*Instructions to follow*
Transcribe the material in full, exactly as written.

*Records contained in a dataset*
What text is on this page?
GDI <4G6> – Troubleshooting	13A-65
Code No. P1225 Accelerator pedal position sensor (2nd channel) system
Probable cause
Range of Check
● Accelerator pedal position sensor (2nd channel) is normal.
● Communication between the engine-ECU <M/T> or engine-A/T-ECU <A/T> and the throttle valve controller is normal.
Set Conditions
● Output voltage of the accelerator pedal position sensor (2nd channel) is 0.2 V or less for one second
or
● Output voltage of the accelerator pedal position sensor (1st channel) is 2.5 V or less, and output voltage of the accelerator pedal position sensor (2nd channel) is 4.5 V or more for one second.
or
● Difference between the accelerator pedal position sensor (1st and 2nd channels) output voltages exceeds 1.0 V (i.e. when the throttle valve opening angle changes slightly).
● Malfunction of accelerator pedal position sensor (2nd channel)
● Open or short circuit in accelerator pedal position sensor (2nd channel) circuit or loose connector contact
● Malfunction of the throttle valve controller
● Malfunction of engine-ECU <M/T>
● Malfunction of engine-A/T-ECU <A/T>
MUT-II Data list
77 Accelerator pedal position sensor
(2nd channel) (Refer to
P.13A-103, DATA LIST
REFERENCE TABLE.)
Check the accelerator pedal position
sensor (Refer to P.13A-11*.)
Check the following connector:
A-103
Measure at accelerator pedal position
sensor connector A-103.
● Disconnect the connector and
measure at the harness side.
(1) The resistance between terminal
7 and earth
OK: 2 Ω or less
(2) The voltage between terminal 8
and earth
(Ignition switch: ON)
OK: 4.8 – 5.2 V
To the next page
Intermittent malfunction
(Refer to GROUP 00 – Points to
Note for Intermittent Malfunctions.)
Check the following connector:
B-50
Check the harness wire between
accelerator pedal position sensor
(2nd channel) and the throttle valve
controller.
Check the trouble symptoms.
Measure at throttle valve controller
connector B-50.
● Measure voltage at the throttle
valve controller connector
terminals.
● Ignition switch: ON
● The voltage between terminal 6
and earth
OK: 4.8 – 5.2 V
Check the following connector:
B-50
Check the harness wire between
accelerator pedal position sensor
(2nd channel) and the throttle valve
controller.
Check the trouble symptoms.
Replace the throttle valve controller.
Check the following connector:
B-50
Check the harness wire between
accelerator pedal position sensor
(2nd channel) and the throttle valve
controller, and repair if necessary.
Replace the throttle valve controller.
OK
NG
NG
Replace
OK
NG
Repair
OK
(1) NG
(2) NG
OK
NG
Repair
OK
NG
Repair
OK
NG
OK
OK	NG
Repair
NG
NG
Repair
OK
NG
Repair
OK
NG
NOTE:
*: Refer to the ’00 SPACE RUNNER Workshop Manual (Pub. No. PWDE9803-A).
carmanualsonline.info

*Output below*
What text is on this page?
GDI <4G6> – Troubleshooting	13A-65
Code No. P1225 Accelerator pedal position sensor (2nd channel) system
Probable cause
Range of Check
● Accelerator pedal position sensor (2nd channel) is normal.
● Communication between the engine-ECU <M/T> or engine-A/T-ECU <A/T> and the throttle valve controller is normal.
Set Conditions
● Output voltage of the accelerator pedal position sensor (2nd channel) is 0.2 V or less for one second
or
● Output voltage of the accelerator pedal position sensor (1st channel) is 2.5 V or less, and output voltage of the accelerator pedal position sensor (2nd channel) is 4.5 V or more for one second.
or
● Difference between the accelerator pedal position sensor (1st and 2nd channels) output voltages exceeds 1.0 V (i.e. when the throttle valve opening angle changes slightly).
● Malfunction of accelerator pedal position sensor (2nd channel)
● Open or short circuit in accelerator pedal position sensor (2nd channel) circuit or loose connector contact
● Malfunction of the throttle valve controller
● Malfunction of engine-ECU <M/T>
● Malfunction of engine-A/T-ECU <A/T>
MUT-II Data list
77 Accelerator pedal position sensor
(2nd channel) (Refer to
P.13A-103, DATA LIST
REFERENCE TABLE.)
Check the accelerator pedal position
sensor (Refer to P.13A-11*.)
Check the following connector:
A-103
Measure at accelerator pedal position
sensor connector A-103.
● Disconnect the connector and
measure at the harness side.
(1) The resistance between terminal
7 and earth
OK: 2 Ω or less
(2) The voltage between terminal 8
and earth
(Ignition switch: ON)
OK: 4.8 – 5.2 V
To the next page
Intermittent malfunction
(Refer to GROUP 00 – Points to
Note for Intermittent Malfunctions.)
Check the following connector:
B-50
Check the harness wire between
accelerator pedal position sensor
(2nd channel) and the throttle valve
controller.
Check the trouble symptoms.
Measure at throttle valve controller
connector B-50.
● Measure voltage at the throttle
valve controller connector
terminals.
● Ignition switch: ON
● The voltage between terminal 6
and earth
OK: 4.8 – 5.2 V
Check the following connector:
B-50
Check the harness wire between
accelerator pedal position sensor
(2nd channel) and the throttle valve
controller.
Check the trouble symptoms.
Replace the throttle valve controller.
Check the following connector:
B-50
Check the harness wire between
accelerator pedal position sensor
(2nd channel) and the throttle valve
controller, and repair if necessary.
Replace the throttle valve controller.
OK
NG
NG
Replace
OK
NG
Repair
OK
(1) NG
(2) NG
OK
NG
Repair
OK
NG
Repair
OK
NG
OK
OK	NG
Repair
NG
NG
Repair
OK
NG
Repair
OK
NG
NOTE:
*: Refer to the ’00 SPACE RUNNER Workshop Manual (Pub. No. PWDE9803-A).
carmanualsonline.info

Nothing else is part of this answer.